Data items:
## Begin

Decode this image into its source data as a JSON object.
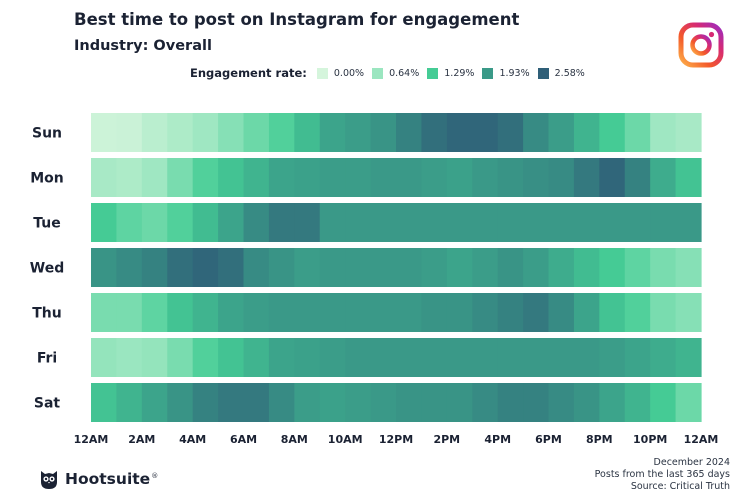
{
  "header": {
    "title": "Best time to post on Instagram for engagement",
    "subtitle": "Industry: Overall"
  },
  "legend": {
    "title": "Engagement rate:",
    "items": [
      {
        "label": "0.00%",
        "color": "#d5f5dc"
      },
      {
        "label": "0.64%",
        "color": "#9be6c0"
      },
      {
        "label": "1.29%",
        "color": "#45cc95"
      },
      {
        "label": "1.93%",
        "color": "#3a9a88"
      },
      {
        "label": "2.58%",
        "color": "#2f5f78"
      }
    ]
  },
  "colors": {
    "scale_stops": [
      "#d5f5dc",
      "#9be6c0",
      "#45cc95",
      "#3a9a88",
      "#2f5f78"
    ],
    "text": "#1b2233"
  },
  "chart_data": {
    "type": "heatmap",
    "title": "Best time to post on Instagram for engagement",
    "subtitle": "Industry: Overall",
    "y_categories": [
      "Sun",
      "Mon",
      "Tue",
      "Wed",
      "Thu",
      "Fri",
      "Sat"
    ],
    "x_tick_labels": [
      "12AM",
      "2AM",
      "4AM",
      "6AM",
      "8AM",
      "10AM",
      "12PM",
      "2PM",
      "4PM",
      "6PM",
      "8PM",
      "10PM",
      "12AM"
    ],
    "value_unit": "%",
    "value_range": [
      0.0,
      2.58
    ],
    "values": [
      [
        0.1,
        0.12,
        0.3,
        0.45,
        0.6,
        0.8,
        1.0,
        1.2,
        1.5,
        1.8,
        1.9,
        2.0,
        2.2,
        2.4,
        2.5,
        2.5,
        2.4,
        2.1,
        1.9,
        1.6,
        1.3,
        1.0,
        0.6,
        0.5
      ],
      [
        0.5,
        0.45,
        0.6,
        0.9,
        1.2,
        1.4,
        1.6,
        1.8,
        1.85,
        1.9,
        1.9,
        1.95,
        1.95,
        1.9,
        1.85,
        1.95,
        2.0,
        2.05,
        2.1,
        2.3,
        2.5,
        2.2,
        1.7,
        1.4
      ],
      [
        1.3,
        1.1,
        1.0,
        1.2,
        1.5,
        1.8,
        2.1,
        2.3,
        2.3,
        1.95,
        1.95,
        1.95,
        1.95,
        1.95,
        1.95,
        1.95,
        1.95,
        1.95,
        1.95,
        1.95,
        1.95,
        1.95,
        1.95,
        1.95
      ],
      [
        2.0,
        2.1,
        2.2,
        2.4,
        2.5,
        2.4,
        2.1,
        2.0,
        1.9,
        1.95,
        1.95,
        1.95,
        1.95,
        1.9,
        1.8,
        1.9,
        2.0,
        1.9,
        1.7,
        1.5,
        1.3,
        1.1,
        0.9,
        0.8
      ],
      [
        0.9,
        0.9,
        1.1,
        1.4,
        1.6,
        1.8,
        1.9,
        1.95,
        1.95,
        1.95,
        1.95,
        1.95,
        1.95,
        2.0,
        2.0,
        2.1,
        2.2,
        2.3,
        2.1,
        1.8,
        1.4,
        1.2,
        0.9,
        0.8
      ],
      [
        0.7,
        0.65,
        0.7,
        0.9,
        1.2,
        1.4,
        1.6,
        1.8,
        1.85,
        1.9,
        1.95,
        1.95,
        1.95,
        1.95,
        1.95,
        1.95,
        1.95,
        1.95,
        1.95,
        1.95,
        1.9,
        1.8,
        1.7,
        1.6
      ],
      [
        1.4,
        1.6,
        1.8,
        2.0,
        2.2,
        2.3,
        2.3,
        2.1,
        1.9,
        1.85,
        1.9,
        1.95,
        2.0,
        2.0,
        2.0,
        2.1,
        2.2,
        2.2,
        2.1,
        2.0,
        1.8,
        1.6,
        1.3,
        1.0
      ]
    ]
  },
  "footer": {
    "brand": "Hootsuite",
    "brand_mark": "®",
    "date": "December 2024",
    "posts_note": "Posts from the last 365 days",
    "source": "Source: Critical Truth"
  }
}
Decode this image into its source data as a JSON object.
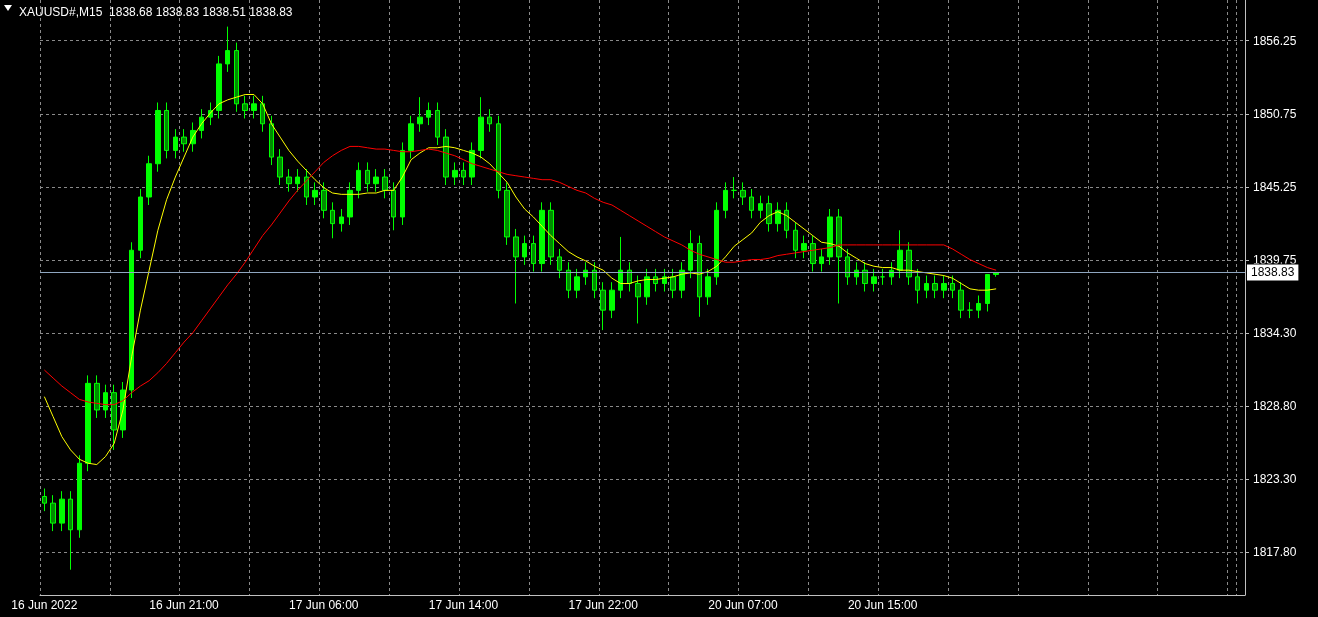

## End

Task prompt: Drop the pictures and reproduce the rest of the entries above exactly.

Solution for this exercise:
Decode this image into its source data as a JSON object.
{
  "header": {
    "title": "Best time to post on Instagram for engagement",
    "subtitle": "Industry: Overall"
  },
  "legend": {
    "title": "Engagement rate:",
    "items": [
      {
        "label": "0.00%",
        "color": "#d5f5dc"
      },
      {
        "label": "0.64%",
        "color": "#9be6c0"
      },
      {
        "label": "1.29%",
        "color": "#45cc95"
      },
      {
        "label": "1.93%",
        "color": "#3a9a88"
      },
      {
        "label": "2.58%",
        "color": "#2f5f78"
      }
    ]
  },
  "colors": {
    "scale_stops": [
      "#d5f5dc",
      "#9be6c0",
      "#45cc95",
      "#3a9a88",
      "#2f5f78"
    ],
    "text": "#1b2233"
  },
  "chart_data": {
    "type": "heatmap",
    "title": "Best time to post on Instagram for engagement",
    "subtitle": "Industry: Overall",
    "y_categories": [
      "Sun",
      "Mon",
      "Tue",
      "Wed",
      "Thu",
      "Fri",
      "Sat"
    ],
    "x_tick_labels": [
      "12AM",
      "2AM",
      "4AM",
      "6AM",
      "8AM",
      "10AM",
      "12PM",
      "2PM",
      "4PM",
      "6PM",
      "8PM",
      "10PM",
      "12AM"
    ],
    "value_unit": "%",
    "value_range": [
      0.0,
      2.58
    ],
    "values": [
      [
        0.1,
        0.12,
        0.3,
        0.45,
        0.6,
        0.8,
        1.0,
        1.2,
        1.5,
        1.8,
        1.9,
        2.0,
        2.2,
        2.4,
        2.5,
        2.5,
        2.4,
        2.1,
        1.9,
        1.6,
        1.3,
        1.0,
        0.6,
        0.5
      ],
      [
        0.5,
        0.45,
        0.6,
        0.9,
        1.2,
        1.4,
        1.6,
        1.8,
        1.85,
        1.9,
        1.9,
        1.95,
        1.95,
        1.9,
        1.85,
        1.95,
        2.0,
        2.05,
        2.1,
        2.3,
        2.5,
        2.2,
        1.7,
        1.4
      ],
      [
        1.3,
        1.1,
        1.0,
        1.2,
        1.5,
        1.8,
        2.1,
        2.3,
        2.3,
        1.95,
        1.95,
        1.95,
        1.95,
        1.95,
        1.95,
        1.95,
        1.95,
        1.95,
        1.95,
        1.95,
        1.95,
        1.95,
        1.95,
        1.95
      ],
      [
        2.0,
        2.1,
        2.2,
        2.4,
        2.5,
        2.4,
        2.1,
        2.0,
        1.9,
        1.95,
        1.95,
        1.95,
        1.95,
        1.9,
        1.8,
        1.9,
        2.0,
        1.9,
        1.7,
        1.5,
        1.3,
        1.1,
        0.9,
        0.8
      ],
      [
        0.9,
        0.9,
        1.1,
        1.4,
        1.6,
        1.8,
        1.9,
        1.95,
        1.95,
        1.95,
        1.95,
        1.95,
        1.95,
        2.0,
        2.0,
        2.1,
        2.2,
        2.3,
        2.1,
        1.8,
        1.4,
        1.2,
        0.9,
        0.8
      ],
      [
        0.7,
        0.65,
        0.7,
        0.9,
        1.2,
        1.4,
        1.6,
        1.8,
        1.85,
        1.9,
        1.95,
        1.95,
        1.95,
        1.95,
        1.95,
        1.95,
        1.95,
        1.95,
        1.95,
        1.95,
        1.9,
        1.8,
        1.7,
        1.6
      ],
      [
        1.4,
        1.6,
        1.8,
        2.0,
        2.2,
        2.3,
        2.3,
        2.1,
        1.9,
        1.85,
        1.9,
        1.95,
        2.0,
        2.0,
        2.0,
        2.1,
        2.2,
        2.2,
        2.1,
        2.0,
        1.8,
        1.6,
        1.3,
        1.0
      ]
    ]
  },
  "footer": {
    "brand": "Hootsuite",
    "brand_mark": "®",
    "date": "December 2024",
    "posts_note": "Posts from the last 365 days",
    "source": "Source: Critical Truth"
  }
}
Decode this image into its source data as a JSON object.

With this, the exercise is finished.